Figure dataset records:
---------------

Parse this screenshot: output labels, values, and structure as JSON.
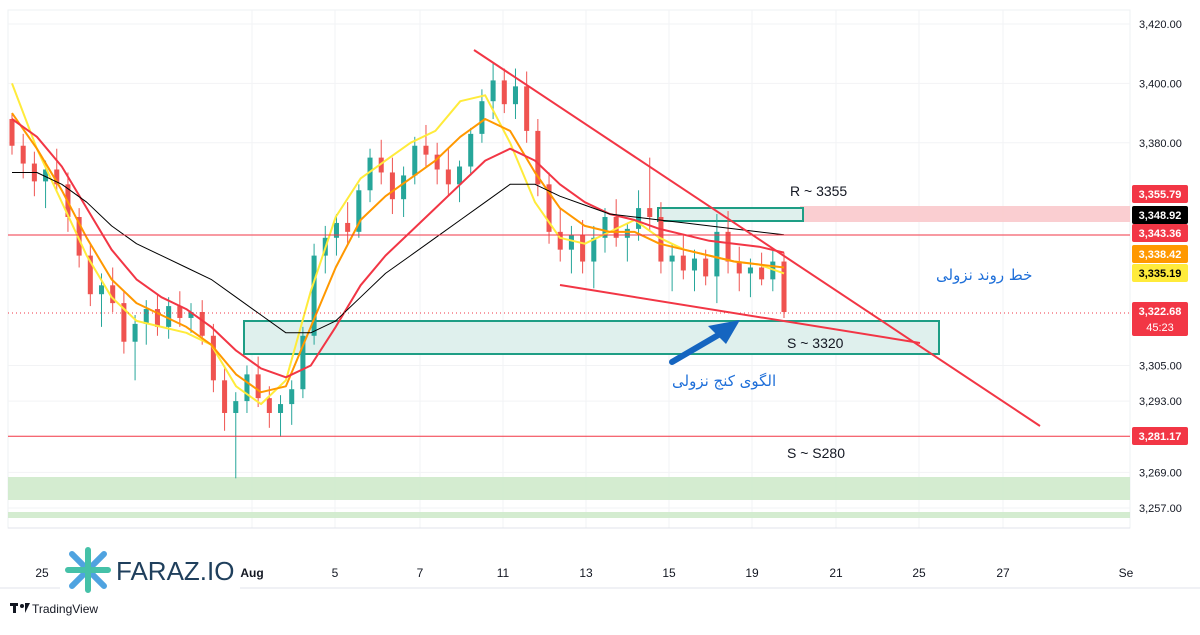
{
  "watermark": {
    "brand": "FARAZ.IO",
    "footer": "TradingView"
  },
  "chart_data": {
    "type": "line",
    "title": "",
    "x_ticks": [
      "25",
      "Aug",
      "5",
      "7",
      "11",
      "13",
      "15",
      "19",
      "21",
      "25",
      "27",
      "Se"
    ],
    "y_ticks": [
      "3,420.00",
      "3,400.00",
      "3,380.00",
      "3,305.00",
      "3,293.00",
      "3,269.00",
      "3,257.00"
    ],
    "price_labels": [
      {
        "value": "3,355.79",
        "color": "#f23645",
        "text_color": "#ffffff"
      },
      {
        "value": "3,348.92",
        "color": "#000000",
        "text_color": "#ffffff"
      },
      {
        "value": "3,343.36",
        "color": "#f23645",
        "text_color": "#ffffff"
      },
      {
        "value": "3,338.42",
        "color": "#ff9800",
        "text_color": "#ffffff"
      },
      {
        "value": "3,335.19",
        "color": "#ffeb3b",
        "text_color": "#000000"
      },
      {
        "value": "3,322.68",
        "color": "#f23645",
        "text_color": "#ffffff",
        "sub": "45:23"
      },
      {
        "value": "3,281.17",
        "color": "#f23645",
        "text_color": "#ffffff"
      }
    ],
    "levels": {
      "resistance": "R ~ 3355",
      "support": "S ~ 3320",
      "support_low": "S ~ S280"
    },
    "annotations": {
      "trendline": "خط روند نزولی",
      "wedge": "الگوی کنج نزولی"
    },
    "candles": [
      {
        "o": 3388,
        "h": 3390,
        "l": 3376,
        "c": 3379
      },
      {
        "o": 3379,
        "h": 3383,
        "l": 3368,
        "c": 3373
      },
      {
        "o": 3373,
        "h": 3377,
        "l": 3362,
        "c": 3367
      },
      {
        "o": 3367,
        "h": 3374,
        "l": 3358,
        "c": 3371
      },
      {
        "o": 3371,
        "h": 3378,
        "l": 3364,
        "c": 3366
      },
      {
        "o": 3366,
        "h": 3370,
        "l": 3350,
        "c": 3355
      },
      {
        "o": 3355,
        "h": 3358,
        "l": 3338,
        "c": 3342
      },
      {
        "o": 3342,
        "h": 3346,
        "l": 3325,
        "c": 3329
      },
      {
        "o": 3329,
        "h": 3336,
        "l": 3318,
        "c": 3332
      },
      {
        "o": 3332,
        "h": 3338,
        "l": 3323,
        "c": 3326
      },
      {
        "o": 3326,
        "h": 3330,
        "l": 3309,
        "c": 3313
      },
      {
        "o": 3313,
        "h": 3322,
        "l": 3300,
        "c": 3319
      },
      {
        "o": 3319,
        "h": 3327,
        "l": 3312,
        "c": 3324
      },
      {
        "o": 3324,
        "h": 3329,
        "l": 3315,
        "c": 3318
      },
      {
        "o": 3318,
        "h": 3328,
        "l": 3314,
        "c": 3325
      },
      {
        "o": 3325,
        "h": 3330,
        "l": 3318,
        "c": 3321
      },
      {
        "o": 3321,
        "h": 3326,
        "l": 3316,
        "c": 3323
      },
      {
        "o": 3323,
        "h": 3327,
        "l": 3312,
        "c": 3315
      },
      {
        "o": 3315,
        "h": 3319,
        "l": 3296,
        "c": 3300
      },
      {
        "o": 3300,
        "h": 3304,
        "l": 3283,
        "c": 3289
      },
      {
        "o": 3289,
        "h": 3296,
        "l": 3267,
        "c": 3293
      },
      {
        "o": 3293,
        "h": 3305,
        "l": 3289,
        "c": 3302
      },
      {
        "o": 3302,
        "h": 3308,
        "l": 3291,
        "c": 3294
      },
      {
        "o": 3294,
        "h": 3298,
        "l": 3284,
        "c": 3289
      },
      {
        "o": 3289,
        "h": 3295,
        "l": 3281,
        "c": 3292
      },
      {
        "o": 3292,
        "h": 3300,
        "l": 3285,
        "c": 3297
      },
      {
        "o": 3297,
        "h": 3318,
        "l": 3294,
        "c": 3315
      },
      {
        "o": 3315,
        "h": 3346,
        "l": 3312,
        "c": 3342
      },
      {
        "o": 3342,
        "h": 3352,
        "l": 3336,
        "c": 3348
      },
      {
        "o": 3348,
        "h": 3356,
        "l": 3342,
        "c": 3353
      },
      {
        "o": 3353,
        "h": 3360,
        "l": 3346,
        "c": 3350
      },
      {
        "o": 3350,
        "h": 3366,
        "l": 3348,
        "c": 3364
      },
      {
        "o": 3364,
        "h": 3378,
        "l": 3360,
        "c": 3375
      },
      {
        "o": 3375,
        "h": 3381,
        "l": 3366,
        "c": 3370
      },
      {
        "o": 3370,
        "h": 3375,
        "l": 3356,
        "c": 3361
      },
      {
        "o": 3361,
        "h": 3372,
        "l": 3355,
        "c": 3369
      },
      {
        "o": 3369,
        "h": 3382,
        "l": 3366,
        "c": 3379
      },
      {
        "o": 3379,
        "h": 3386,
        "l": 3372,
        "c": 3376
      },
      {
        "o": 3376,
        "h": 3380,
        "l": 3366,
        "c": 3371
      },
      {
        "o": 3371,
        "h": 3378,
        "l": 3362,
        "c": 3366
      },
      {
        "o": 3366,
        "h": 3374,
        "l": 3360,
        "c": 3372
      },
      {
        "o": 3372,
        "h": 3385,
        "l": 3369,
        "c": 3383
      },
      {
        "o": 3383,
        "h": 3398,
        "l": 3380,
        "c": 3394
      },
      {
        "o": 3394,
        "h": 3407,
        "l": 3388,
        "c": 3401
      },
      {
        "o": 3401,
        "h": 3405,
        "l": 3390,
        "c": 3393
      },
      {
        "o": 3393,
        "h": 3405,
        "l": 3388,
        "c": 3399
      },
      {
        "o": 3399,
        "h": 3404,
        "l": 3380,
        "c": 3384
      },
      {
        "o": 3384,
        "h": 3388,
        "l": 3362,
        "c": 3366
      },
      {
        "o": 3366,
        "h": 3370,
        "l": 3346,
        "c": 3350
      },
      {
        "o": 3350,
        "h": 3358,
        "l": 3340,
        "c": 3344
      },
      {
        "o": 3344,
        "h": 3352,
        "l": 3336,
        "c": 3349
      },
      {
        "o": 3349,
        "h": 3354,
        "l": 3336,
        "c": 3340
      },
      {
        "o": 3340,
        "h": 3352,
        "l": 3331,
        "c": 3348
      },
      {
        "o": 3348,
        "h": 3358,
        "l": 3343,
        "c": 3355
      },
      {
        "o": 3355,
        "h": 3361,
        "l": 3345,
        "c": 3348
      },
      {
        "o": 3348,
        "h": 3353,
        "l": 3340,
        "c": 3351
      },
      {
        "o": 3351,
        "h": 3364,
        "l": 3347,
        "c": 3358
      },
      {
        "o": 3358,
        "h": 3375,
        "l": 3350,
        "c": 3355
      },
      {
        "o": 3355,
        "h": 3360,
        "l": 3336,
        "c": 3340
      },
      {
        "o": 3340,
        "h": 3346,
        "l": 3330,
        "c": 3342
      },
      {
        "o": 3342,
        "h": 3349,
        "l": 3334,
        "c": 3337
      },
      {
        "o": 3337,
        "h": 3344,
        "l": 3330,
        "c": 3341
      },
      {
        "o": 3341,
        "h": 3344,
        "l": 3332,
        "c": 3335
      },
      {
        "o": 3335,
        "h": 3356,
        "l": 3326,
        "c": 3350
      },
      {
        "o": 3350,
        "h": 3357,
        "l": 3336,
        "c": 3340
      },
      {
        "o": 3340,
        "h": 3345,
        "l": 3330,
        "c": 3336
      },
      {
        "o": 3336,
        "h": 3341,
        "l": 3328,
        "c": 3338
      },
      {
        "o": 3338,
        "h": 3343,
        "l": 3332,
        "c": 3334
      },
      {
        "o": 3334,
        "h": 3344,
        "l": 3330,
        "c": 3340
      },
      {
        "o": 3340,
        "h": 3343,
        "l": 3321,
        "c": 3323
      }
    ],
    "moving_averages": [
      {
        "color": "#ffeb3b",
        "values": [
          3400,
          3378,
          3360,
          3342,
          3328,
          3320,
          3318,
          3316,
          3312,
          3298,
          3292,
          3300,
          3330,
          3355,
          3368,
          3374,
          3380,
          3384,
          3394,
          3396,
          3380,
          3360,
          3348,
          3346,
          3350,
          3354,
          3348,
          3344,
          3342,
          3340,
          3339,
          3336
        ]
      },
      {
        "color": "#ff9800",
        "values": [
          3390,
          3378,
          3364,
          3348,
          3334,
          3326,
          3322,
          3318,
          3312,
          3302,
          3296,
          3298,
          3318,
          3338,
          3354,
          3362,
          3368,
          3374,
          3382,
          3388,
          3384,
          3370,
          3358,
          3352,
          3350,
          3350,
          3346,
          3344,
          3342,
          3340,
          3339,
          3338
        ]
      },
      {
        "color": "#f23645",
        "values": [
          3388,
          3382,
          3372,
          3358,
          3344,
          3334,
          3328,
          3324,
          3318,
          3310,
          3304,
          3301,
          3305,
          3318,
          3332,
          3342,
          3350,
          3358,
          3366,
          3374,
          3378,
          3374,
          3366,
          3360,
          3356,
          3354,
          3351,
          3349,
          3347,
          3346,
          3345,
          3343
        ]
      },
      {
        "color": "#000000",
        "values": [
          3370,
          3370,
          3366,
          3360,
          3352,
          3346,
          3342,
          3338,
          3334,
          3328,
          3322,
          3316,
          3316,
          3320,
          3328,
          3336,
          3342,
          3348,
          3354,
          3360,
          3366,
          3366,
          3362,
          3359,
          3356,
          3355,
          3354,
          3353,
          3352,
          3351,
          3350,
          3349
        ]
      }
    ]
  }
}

---------------

Exercise instructions: List each line in the listing that contains the string "نزولی".

Reply:
      "trendline": "خط روند نزولی",
      "wedge": "الگوی کنج نزولی"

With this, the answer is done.